(Records from a collection)
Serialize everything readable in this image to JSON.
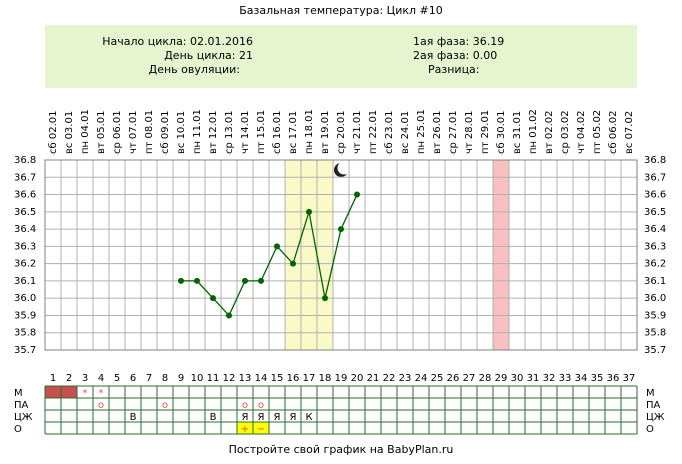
{
  "chart_data": {
    "type": "line",
    "title": "Базальная температура: Цикл #10",
    "info_left": [
      "Начало цикла: 02.01.2016",
      "День цикла: 21",
      "День овуляции:"
    ],
    "info_right": [
      "1ая фаза: 36.19",
      "2ая фаза: 0.00",
      "Разница:"
    ],
    "categories": [
      "сб 02.01",
      "вс 03.01",
      "пн 04.01",
      "вт 05.01",
      "ср 06.01",
      "чт 07.01",
      "пт 08.01",
      "сб 09.01",
      "вс 10.01",
      "пн 11.01",
      "вт 12.01",
      "ср 13.01",
      "чт 14.01",
      "пт 15.01",
      "сб 16.01",
      "вс 17.01",
      "пн 18.01",
      "вт 19.01",
      "ср 20.01",
      "чт 21.01",
      "пт 22.01",
      "сб 23.01",
      "вс 24.01",
      "пн 25.01",
      "вт 26.01",
      "ср 27.01",
      "чт 28.01",
      "пт 29.01",
      "сб 30.01",
      "вс 31.01",
      "пн 01.02",
      "вт 02.02",
      "ср 03.02",
      "чт 04.02",
      "пт 05.02",
      "сб 06.02",
      "вс 07.02"
    ],
    "day_numbers": [
      1,
      2,
      3,
      4,
      5,
      6,
      7,
      8,
      9,
      10,
      11,
      12,
      13,
      14,
      15,
      16,
      17,
      18,
      19,
      20,
      21,
      22,
      23,
      24,
      25,
      26,
      27,
      28,
      29,
      30,
      31,
      32,
      33,
      34,
      35,
      36,
      37
    ],
    "values": [
      null,
      null,
      null,
      null,
      null,
      null,
      null,
      null,
      36.1,
      36.1,
      36.0,
      35.9,
      36.1,
      36.1,
      36.3,
      36.2,
      36.5,
      36.0,
      36.4,
      36.6,
      null,
      null,
      null,
      null,
      null,
      null,
      null,
      null,
      null,
      null,
      null,
      null,
      null,
      null,
      null,
      null,
      null
    ],
    "color": "#006400",
    "ylim": [
      35.7,
      36.8
    ],
    "yticks": [
      35.7,
      35.8,
      35.9,
      {
        "value": 36.0,
        "label": "36.0"
      },
      36.1,
      36.2,
      36.3,
      36.4,
      36.5,
      36.6,
      36.7,
      36.8
    ],
    "grid": true,
    "highlights": [
      {
        "from": 16,
        "to": 18,
        "color": "#fafac8"
      },
      {
        "from": 29,
        "to": 29,
        "color": "#f8c0c0"
      }
    ],
    "rows": [
      {
        "label": "М",
        "cells": [
          {
            "day": 1,
            "fill": "#c85050"
          },
          {
            "day": 2,
            "fill": "#c85050"
          },
          {
            "day": 3,
            "text": "*",
            "color": "#e05050"
          },
          {
            "day": 4,
            "text": "*",
            "color": "#e05050"
          }
        ]
      },
      {
        "label": "ПА",
        "cells": [
          {
            "day": 4,
            "text": "о",
            "color": "#e05050"
          },
          {
            "day": 8,
            "text": "о",
            "color": "#e05050"
          },
          {
            "day": 13,
            "text": "о",
            "color": "#e05050"
          },
          {
            "day": 14,
            "text": "о",
            "color": "#e05050"
          }
        ]
      },
      {
        "label": "ЦЖ",
        "cells": [
          {
            "day": 6,
            "text": "В"
          },
          {
            "day": 11,
            "text": "В"
          },
          {
            "day": 13,
            "text": "Я"
          },
          {
            "day": 14,
            "text": "Я"
          },
          {
            "day": 15,
            "text": "Я"
          },
          {
            "day": 16,
            "text": "Я"
          },
          {
            "day": 17,
            "text": "К"
          }
        ]
      },
      {
        "label": "О",
        "cells": [
          {
            "day": 13,
            "text": "+",
            "fill": "#ffff00",
            "color": "#e05050"
          },
          {
            "day": 14,
            "text": "−",
            "fill": "#ffff00",
            "color": "#e05050"
          }
        ]
      }
    ],
    "footer": "Постройте свой график на BabyPlan.ru"
  }
}
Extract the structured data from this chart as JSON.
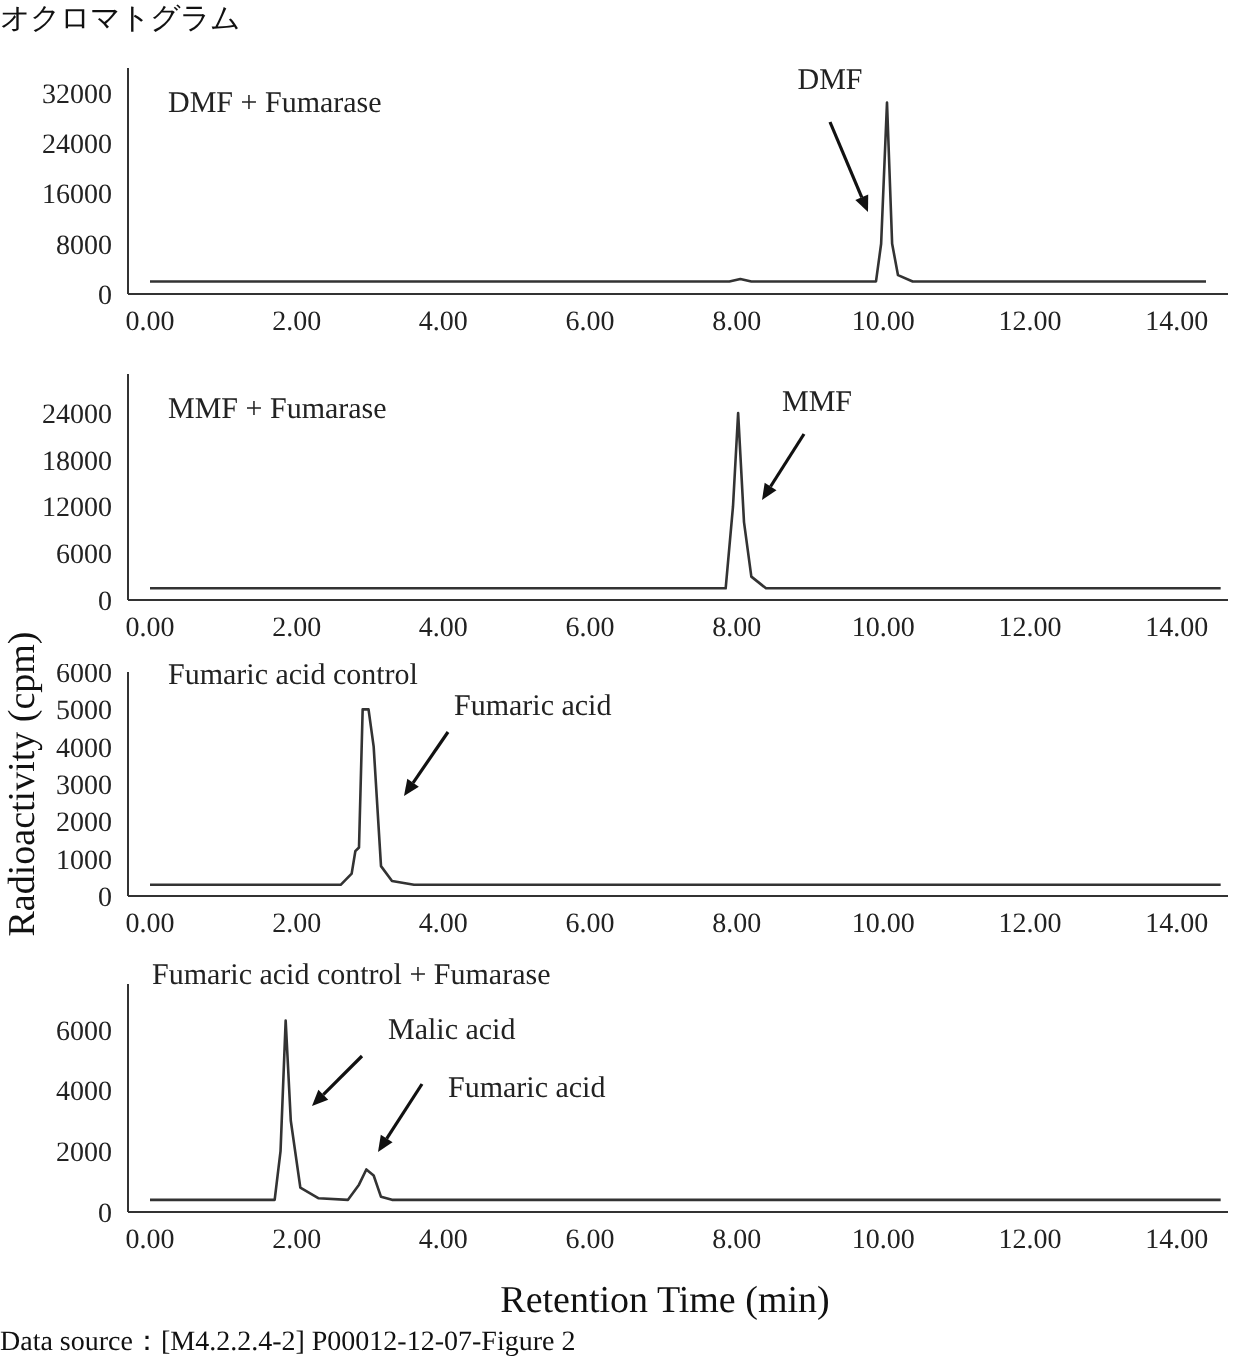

*Required work*. Any pictures should be dropped; transcribe the rest of the records above exactly.

*Answer below*.
Serialize everything readable in this image to JSON.
{
  "chart_data": {
    "type": "line",
    "title": "Базальная температура: Цикл #10",
    "info_left": [
      "Начало цикла: 02.01.2016",
      "День цикла: 21",
      "День овуляции:"
    ],
    "info_right": [
      "1ая фаза: 36.19",
      "2ая фаза: 0.00",
      "Разница:"
    ],
    "categories": [
      "сб 02.01",
      "вс 03.01",
      "пн 04.01",
      "вт 05.01",
      "ср 06.01",
      "чт 07.01",
      "пт 08.01",
      "сб 09.01",
      "вс 10.01",
      "пн 11.01",
      "вт 12.01",
      "ср 13.01",
      "чт 14.01",
      "пт 15.01",
      "сб 16.01",
      "вс 17.01",
      "пн 18.01",
      "вт 19.01",
      "ср 20.01",
      "чт 21.01",
      "пт 22.01",
      "сб 23.01",
      "вс 24.01",
      "пн 25.01",
      "вт 26.01",
      "ср 27.01",
      "чт 28.01",
      "пт 29.01",
      "сб 30.01",
      "вс 31.01",
      "пн 01.02",
      "вт 02.02",
      "ср 03.02",
      "чт 04.02",
      "пт 05.02",
      "сб 06.02",
      "вс 07.02"
    ],
    "day_numbers": [
      1,
      2,
      3,
      4,
      5,
      6,
      7,
      8,
      9,
      10,
      11,
      12,
      13,
      14,
      15,
      16,
      17,
      18,
      19,
      20,
      21,
      22,
      23,
      24,
      25,
      26,
      27,
      28,
      29,
      30,
      31,
      32,
      33,
      34,
      35,
      36,
      37
    ],
    "values": [
      null,
      null,
      null,
      null,
      null,
      null,
      null,
      null,
      36.1,
      36.1,
      36.0,
      35.9,
      36.1,
      36.1,
      36.3,
      36.2,
      36.5,
      36.0,
      36.4,
      36.6,
      null,
      null,
      null,
      null,
      null,
      null,
      null,
      null,
      null,
      null,
      null,
      null,
      null,
      null,
      null,
      null,
      null
    ],
    "color": "#006400",
    "ylim": [
      35.7,
      36.8
    ],
    "yticks": [
      35.7,
      35.8,
      35.9,
      {
        "value": 36.0,
        "label": "36.0"
      },
      36.1,
      36.2,
      36.3,
      36.4,
      36.5,
      36.6,
      36.7,
      36.8
    ],
    "grid": true,
    "highlights": [
      {
        "from": 16,
        "to": 18,
        "color": "#fafac8"
      },
      {
        "from": 29,
        "to": 29,
        "color": "#f8c0c0"
      }
    ],
    "rows": [
      {
        "label": "М",
        "cells": [
          {
            "day": 1,
            "fill": "#c85050"
          },
          {
            "day": 2,
            "fill": "#c85050"
          },
          {
            "day": 3,
            "text": "*",
            "color": "#e05050"
          },
          {
            "day": 4,
            "text": "*",
            "color": "#e05050"
          }
        ]
      },
      {
        "label": "ПА",
        "cells": [
          {
            "day": 4,
            "text": "о",
            "color": "#e05050"
          },
          {
            "day": 8,
            "text": "о",
            "color": "#e05050"
          },
          {
            "day": 13,
            "text": "о",
            "color": "#e05050"
          },
          {
            "day": 14,
            "text": "о",
            "color": "#e05050"
          }
        ]
      },
      {
        "label": "ЦЖ",
        "cells": [
          {
            "day": 6,
            "text": "В"
          },
          {
            "day": 11,
            "text": "В"
          },
          {
            "day": 13,
            "text": "Я"
          },
          {
            "day": 14,
            "text": "Я"
          },
          {
            "day": 15,
            "text": "Я"
          },
          {
            "day": 16,
            "text": "Я"
          },
          {
            "day": 17,
            "text": "К"
          }
        ]
      },
      {
        "label": "О",
        "cells": [
          {
            "day": 13,
            "text": "+",
            "fill": "#ffff00",
            "color": "#e05050"
          },
          {
            "day": 14,
            "text": "−",
            "fill": "#ffff00",
            "color": "#e05050"
          }
        ]
      }
    ],
    "footer": "Постройте свой график на BabyPlan.ru"
  }
}
Extract the structured data from this chart as JSON.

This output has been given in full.